### Task goal
Filter these entries, keeping only lines that hold the word "ВСЕМ".

### Record excerpts
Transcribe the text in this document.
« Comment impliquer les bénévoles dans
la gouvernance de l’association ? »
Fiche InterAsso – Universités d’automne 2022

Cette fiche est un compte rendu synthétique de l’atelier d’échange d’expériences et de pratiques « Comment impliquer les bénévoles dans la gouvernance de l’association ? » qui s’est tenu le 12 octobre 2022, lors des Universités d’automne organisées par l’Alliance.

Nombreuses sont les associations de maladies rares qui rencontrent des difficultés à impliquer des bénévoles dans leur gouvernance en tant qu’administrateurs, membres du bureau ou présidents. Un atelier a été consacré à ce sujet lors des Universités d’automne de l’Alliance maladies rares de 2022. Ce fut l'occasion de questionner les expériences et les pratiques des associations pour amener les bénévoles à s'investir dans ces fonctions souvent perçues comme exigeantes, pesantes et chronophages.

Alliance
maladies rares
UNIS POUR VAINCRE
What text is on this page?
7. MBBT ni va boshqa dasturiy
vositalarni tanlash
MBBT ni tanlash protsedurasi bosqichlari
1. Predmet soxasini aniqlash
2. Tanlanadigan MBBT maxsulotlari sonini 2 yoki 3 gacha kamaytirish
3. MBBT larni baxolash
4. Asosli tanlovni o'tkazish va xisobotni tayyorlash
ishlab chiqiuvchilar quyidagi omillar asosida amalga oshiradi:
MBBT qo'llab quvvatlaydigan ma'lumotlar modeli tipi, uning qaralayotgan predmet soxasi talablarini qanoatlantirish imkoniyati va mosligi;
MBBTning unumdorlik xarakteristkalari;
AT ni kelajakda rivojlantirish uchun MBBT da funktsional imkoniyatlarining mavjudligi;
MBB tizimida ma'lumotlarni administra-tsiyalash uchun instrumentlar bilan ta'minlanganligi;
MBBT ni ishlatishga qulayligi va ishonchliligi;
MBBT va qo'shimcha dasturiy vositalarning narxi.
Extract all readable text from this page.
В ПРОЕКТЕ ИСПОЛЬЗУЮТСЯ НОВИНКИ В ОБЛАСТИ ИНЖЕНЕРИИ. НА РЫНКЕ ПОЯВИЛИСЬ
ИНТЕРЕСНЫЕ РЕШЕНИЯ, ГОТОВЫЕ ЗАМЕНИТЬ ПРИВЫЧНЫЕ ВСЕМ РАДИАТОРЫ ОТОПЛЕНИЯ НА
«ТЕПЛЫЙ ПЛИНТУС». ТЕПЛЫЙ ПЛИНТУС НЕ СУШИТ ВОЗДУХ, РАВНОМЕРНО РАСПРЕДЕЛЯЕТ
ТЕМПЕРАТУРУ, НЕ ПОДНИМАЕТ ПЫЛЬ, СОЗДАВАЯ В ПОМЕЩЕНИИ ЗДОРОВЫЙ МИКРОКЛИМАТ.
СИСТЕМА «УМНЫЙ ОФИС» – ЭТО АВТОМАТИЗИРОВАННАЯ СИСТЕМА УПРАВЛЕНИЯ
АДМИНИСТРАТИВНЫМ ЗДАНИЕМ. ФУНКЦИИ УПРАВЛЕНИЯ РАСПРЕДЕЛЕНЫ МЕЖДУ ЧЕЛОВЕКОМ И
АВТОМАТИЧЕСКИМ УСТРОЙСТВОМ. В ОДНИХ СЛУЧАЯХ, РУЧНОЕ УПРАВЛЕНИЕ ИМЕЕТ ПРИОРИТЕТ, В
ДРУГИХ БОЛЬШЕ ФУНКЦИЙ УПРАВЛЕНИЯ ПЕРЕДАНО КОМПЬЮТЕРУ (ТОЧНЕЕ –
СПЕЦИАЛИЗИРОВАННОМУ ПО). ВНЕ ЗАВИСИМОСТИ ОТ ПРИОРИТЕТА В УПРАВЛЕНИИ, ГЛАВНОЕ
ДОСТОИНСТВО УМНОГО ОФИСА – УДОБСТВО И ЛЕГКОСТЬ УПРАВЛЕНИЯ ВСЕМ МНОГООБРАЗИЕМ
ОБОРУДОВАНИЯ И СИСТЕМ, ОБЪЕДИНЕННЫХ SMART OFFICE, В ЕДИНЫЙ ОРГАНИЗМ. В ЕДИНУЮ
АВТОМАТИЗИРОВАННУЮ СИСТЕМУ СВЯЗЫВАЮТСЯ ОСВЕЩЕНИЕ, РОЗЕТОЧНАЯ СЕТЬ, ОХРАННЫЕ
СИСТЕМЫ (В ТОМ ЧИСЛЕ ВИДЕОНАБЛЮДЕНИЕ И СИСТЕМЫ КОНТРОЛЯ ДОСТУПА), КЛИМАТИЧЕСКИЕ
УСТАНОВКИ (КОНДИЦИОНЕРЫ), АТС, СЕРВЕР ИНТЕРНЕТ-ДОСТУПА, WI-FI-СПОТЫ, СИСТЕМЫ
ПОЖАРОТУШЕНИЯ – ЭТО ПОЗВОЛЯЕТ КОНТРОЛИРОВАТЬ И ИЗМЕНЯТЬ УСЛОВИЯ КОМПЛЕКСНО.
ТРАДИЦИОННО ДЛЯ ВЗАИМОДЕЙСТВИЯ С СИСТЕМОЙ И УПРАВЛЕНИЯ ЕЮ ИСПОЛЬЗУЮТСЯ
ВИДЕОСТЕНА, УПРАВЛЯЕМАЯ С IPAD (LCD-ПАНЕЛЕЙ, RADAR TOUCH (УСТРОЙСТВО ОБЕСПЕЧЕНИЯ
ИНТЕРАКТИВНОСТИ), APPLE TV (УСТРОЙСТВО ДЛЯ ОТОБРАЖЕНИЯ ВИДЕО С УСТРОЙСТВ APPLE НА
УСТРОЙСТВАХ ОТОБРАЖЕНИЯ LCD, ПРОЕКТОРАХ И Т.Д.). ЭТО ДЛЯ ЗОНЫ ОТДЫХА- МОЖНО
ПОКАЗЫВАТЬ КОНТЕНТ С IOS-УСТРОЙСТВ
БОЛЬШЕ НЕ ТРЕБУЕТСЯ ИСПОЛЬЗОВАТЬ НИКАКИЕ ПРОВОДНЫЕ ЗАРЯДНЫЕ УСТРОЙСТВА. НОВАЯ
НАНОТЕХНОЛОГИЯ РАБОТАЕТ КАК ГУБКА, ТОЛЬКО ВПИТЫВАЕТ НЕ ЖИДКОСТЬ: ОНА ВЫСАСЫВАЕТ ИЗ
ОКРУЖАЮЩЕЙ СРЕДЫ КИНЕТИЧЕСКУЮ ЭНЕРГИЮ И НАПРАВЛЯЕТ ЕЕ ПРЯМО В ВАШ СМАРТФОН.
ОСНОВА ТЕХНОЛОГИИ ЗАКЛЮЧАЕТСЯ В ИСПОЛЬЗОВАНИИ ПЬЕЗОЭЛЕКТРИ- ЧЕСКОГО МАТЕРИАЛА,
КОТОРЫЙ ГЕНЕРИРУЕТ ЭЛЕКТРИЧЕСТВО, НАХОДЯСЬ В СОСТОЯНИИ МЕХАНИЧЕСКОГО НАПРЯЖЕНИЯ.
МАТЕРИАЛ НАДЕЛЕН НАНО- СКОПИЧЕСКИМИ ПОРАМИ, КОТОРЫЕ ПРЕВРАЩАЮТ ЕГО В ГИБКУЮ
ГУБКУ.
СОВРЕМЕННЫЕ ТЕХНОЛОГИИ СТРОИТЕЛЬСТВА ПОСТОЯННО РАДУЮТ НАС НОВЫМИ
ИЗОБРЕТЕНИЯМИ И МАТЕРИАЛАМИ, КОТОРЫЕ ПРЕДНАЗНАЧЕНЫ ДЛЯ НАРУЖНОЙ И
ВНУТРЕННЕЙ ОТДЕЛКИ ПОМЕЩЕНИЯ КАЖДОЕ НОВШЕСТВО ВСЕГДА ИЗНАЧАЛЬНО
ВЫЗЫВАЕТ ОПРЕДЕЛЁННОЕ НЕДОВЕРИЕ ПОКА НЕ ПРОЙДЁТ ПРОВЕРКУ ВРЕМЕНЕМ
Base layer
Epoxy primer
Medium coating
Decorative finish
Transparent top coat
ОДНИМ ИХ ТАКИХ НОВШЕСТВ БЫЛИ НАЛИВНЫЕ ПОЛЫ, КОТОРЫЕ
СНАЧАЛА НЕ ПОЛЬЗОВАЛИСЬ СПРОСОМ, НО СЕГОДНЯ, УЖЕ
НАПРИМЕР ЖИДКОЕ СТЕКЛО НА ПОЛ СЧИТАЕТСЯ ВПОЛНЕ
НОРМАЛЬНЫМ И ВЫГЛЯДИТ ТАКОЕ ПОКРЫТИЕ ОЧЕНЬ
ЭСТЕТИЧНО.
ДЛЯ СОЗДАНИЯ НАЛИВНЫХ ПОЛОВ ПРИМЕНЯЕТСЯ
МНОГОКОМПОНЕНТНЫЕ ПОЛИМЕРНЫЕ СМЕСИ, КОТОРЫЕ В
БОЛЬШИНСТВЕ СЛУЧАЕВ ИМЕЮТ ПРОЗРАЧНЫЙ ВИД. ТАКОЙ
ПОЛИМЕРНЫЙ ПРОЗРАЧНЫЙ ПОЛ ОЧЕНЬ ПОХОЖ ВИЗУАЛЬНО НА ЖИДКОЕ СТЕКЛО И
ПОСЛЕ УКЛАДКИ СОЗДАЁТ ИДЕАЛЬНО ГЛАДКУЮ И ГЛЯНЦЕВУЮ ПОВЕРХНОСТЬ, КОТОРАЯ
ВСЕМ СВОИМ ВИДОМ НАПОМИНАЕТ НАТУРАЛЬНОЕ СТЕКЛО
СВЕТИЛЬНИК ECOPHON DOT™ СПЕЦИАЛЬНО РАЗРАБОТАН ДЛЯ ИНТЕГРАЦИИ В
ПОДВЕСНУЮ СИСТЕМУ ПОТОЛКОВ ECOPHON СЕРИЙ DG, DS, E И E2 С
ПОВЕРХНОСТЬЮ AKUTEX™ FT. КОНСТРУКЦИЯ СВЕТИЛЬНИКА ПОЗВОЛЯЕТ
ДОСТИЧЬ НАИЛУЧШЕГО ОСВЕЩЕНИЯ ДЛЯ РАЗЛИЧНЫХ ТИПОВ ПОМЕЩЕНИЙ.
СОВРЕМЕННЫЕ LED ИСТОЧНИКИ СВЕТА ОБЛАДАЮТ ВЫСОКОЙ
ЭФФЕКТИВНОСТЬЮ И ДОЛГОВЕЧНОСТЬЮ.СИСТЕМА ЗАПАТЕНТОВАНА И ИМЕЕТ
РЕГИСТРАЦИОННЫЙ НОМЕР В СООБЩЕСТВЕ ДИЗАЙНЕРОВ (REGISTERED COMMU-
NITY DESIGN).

### The response
ИНТЕРЕСНЫЕ РЕШЕНИЯ, ГОТОВЫЕ ЗАМЕНИТЬ ПРИВЫЧНЫЕ ВСЕМ РАДИАТОРЫ ОТОПЛЕНИЯ НА
ДОСТОИНСТВО УМНОГО ОФИСА – УДОБСТВО И ЛЕГКОСТЬ УПРАВЛЕНИЯ ВСЕМ МНОГООБРАЗИЕМ
ВСЕМ СВОИМ ВИДОМ НАПОМИНАЕТ НАТУРАЛЬНОЕ СТЕКЛО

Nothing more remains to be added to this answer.